> _EXERCISE INPUTS_
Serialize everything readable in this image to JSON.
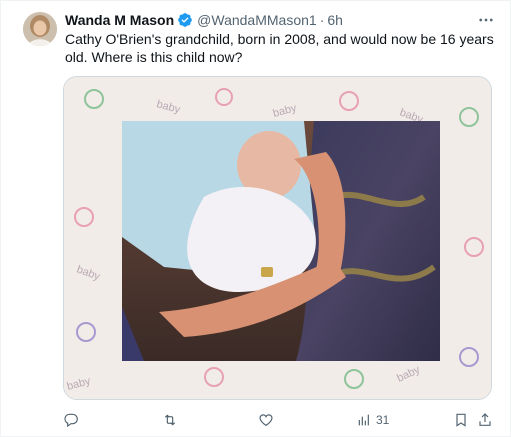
{
  "author": {
    "name": "Wanda M Mason",
    "handle": "@WandaMMason1",
    "separator": "·",
    "time": "6h",
    "verified": true
  },
  "tweet": {
    "text": "Cathy O'Brien's grandchild, born in 2008, and would now be 16 years old. Where is this child now?"
  },
  "media": {
    "watermark_text": "baby"
  },
  "actions": {
    "views_count": "31"
  },
  "icons": {
    "verified": "verified-badge-icon",
    "more": "more-options-icon",
    "reply": "reply-icon",
    "retweet": "retweet-icon",
    "like": "like-icon",
    "views": "views-icon",
    "bookmark": "bookmark-icon",
    "share": "share-icon"
  },
  "colors": {
    "verified_blue": "#1d9bf0",
    "secondary_text": "#536471",
    "primary_text": "#0f1419"
  }
}
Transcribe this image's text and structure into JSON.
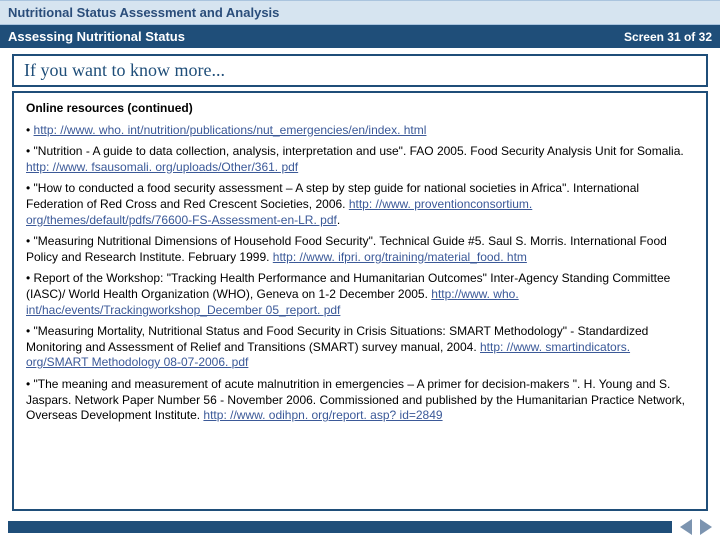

> _TASK GOAL_
Extract from the material all lines containing the string "JSON".

> _THE SOLUTION_
Serialize everything readable in this image to JSON.
Transcribe this image's text and structure into JSON.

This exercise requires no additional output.